▶ **Task**: Look below. Copy each line that has "Ширина" in it.

##########

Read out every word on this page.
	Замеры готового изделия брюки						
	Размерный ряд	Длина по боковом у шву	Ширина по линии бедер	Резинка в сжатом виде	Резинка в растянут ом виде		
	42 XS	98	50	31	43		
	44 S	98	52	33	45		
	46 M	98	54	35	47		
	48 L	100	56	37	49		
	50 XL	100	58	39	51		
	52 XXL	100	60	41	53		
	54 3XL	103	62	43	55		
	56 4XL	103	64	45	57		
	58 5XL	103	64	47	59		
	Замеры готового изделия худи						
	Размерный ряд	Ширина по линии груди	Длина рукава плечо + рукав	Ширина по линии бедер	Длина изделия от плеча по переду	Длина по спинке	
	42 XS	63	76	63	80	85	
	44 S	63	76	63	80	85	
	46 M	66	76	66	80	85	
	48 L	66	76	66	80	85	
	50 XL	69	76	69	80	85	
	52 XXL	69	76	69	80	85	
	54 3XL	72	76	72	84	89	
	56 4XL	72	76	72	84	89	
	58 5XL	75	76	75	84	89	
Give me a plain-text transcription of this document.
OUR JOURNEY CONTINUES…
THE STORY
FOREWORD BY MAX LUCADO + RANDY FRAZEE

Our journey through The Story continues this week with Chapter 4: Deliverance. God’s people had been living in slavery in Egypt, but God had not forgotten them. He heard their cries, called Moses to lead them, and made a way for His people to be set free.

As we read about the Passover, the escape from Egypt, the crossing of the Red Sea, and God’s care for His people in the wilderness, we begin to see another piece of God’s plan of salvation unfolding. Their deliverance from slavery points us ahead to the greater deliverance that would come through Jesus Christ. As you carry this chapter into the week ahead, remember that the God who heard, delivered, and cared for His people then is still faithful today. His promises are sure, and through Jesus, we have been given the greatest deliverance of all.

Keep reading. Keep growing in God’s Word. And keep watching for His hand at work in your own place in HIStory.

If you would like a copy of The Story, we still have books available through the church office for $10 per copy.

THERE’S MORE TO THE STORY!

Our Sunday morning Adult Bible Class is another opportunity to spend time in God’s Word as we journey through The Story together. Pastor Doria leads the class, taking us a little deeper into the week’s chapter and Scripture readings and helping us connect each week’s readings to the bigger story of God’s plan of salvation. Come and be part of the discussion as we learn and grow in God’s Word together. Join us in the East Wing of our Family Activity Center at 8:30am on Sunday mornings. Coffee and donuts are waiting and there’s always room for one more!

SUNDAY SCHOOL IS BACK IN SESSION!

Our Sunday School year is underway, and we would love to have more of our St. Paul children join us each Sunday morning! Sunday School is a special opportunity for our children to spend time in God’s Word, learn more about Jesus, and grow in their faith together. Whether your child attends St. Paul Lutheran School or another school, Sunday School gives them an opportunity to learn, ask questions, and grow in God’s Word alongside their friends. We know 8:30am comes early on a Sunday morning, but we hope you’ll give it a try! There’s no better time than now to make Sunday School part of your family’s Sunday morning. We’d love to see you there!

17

##########

▶ **Exercise output**:
	Размерный ряд	Длина по боковом у шву	Ширина по линии бедер	Резинка в сжатом виде	Резинка в растянут ом виде		
	Размерный ряд	Ширина по линии груди	Длина рукава плечо + рукав	Ширина по линии бедер	Длина изделия от плеча по переду	Длина по спинке	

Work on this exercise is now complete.